Problem to solve =
Exactly as they appear, output all of the records. Skip any images.

↓

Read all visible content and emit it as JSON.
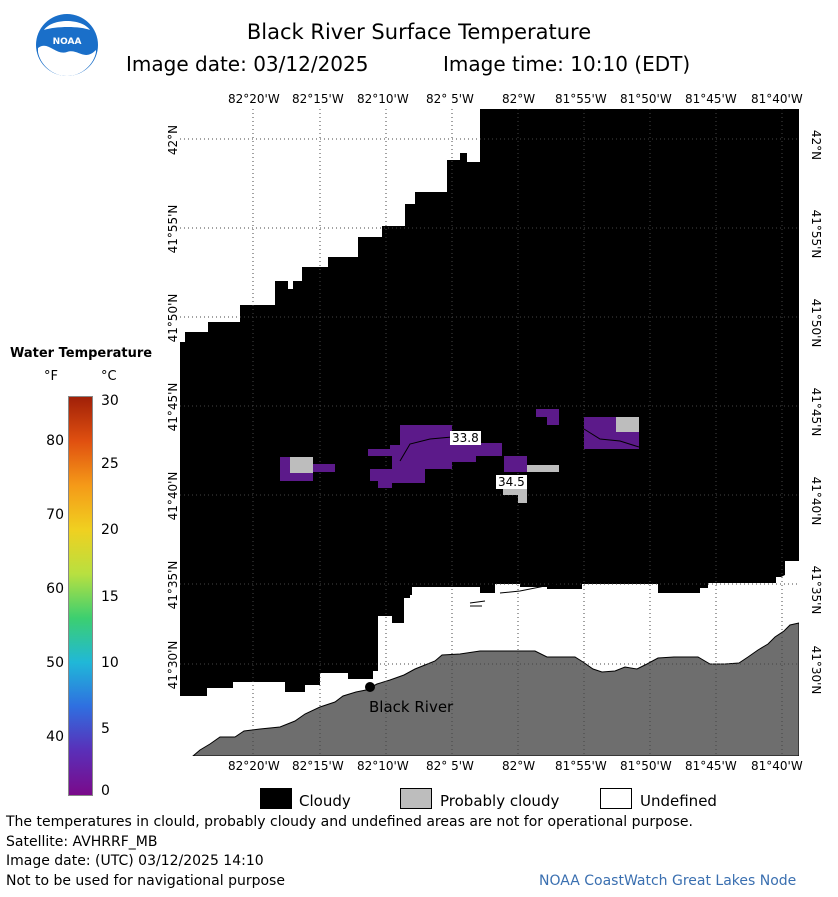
{
  "header": {
    "title": "Black River Surface Temperature",
    "image_date": "Image date: 03/12/2025",
    "image_time": "Image time: 10:10 (EDT)",
    "logo_text": "NOAA"
  },
  "map": {
    "lon_labels": [
      "82°20'W",
      "82°15'W",
      "82°10'W",
      "82° 5'W",
      "82°W",
      "81°55'W",
      "81°50'W",
      "81°45'W",
      "81°40'W"
    ],
    "lat_labels": [
      "42°N",
      "41°55'N",
      "41°50'N",
      "41°45'N",
      "41°40'N",
      "41°35'N",
      "41°30'N"
    ],
    "temp_labels": [
      "33.8",
      "34.5"
    ],
    "station_label": "Black River"
  },
  "legend": {
    "title": "Water Temperature",
    "unit_f": "°F",
    "unit_c": "°C",
    "f_ticks": [
      "80",
      "70",
      "60",
      "50",
      "40"
    ],
    "c_ticks": [
      "30",
      "25",
      "20",
      "15",
      "10",
      "5",
      "0"
    ],
    "colors": [
      "#7a0a8a",
      "#5a2fb8",
      "#2f6fe0",
      "#20b8d8",
      "#3ccf70",
      "#b8e040",
      "#f0d020",
      "#f59a18",
      "#e05010",
      "#a02008"
    ]
  },
  "key": {
    "cloudy": "Cloudy",
    "probably_cloudy": "Probably cloudy",
    "undefined": "Undefined"
  },
  "footer": {
    "disclaimer": "The temperatures in clould, probably cloudy and undefined areas are not for operational purpose.",
    "satellite": "Satellite: AVHRRF_MB",
    "utc_date": "Image date: (UTC) 03/12/2025  14:10",
    "nav_warning": "Not to be used for navigational purpose",
    "credit": "NOAA CoastWatch Great Lakes Node"
  }
}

↑

Task result =
Read all visible content and emit it as JSON.
{
  "header": {
    "title": "Black River Surface Temperature",
    "image_date": "Image date: 03/12/2025",
    "image_time": "Image time: 10:10 (EDT)",
    "logo_text": "NOAA"
  },
  "map": {
    "lon_labels": [
      "82°20'W",
      "82°15'W",
      "82°10'W",
      "82° 5'W",
      "82°W",
      "81°55'W",
      "81°50'W",
      "81°45'W",
      "81°40'W"
    ],
    "lat_labels": [
      "42°N",
      "41°55'N",
      "41°50'N",
      "41°45'N",
      "41°40'N",
      "41°35'N",
      "41°30'N"
    ],
    "temp_labels": [
      "33.8",
      "34.5"
    ],
    "station_label": "Black River"
  },
  "legend": {
    "title": "Water Temperature",
    "unit_f": "°F",
    "unit_c": "°C",
    "f_ticks": [
      "80",
      "70",
      "60",
      "50",
      "40"
    ],
    "c_ticks": [
      "30",
      "25",
      "20",
      "15",
      "10",
      "5",
      "0"
    ],
    "colors": [
      "#7a0a8a",
      "#5a2fb8",
      "#2f6fe0",
      "#20b8d8",
      "#3ccf70",
      "#b8e040",
      "#f0d020",
      "#f59a18",
      "#e05010",
      "#a02008"
    ]
  },
  "key": {
    "cloudy": "Cloudy",
    "probably_cloudy": "Probably cloudy",
    "undefined": "Undefined"
  },
  "footer": {
    "disclaimer": "The temperatures in clould, probably cloudy and undefined areas are not for operational purpose.",
    "satellite": "Satellite: AVHRRF_MB",
    "utc_date": "Image date: (UTC) 03/12/2025  14:10",
    "nav_warning": "Not to be used for navigational purpose",
    "credit": "NOAA CoastWatch Great Lakes Node"
  }
}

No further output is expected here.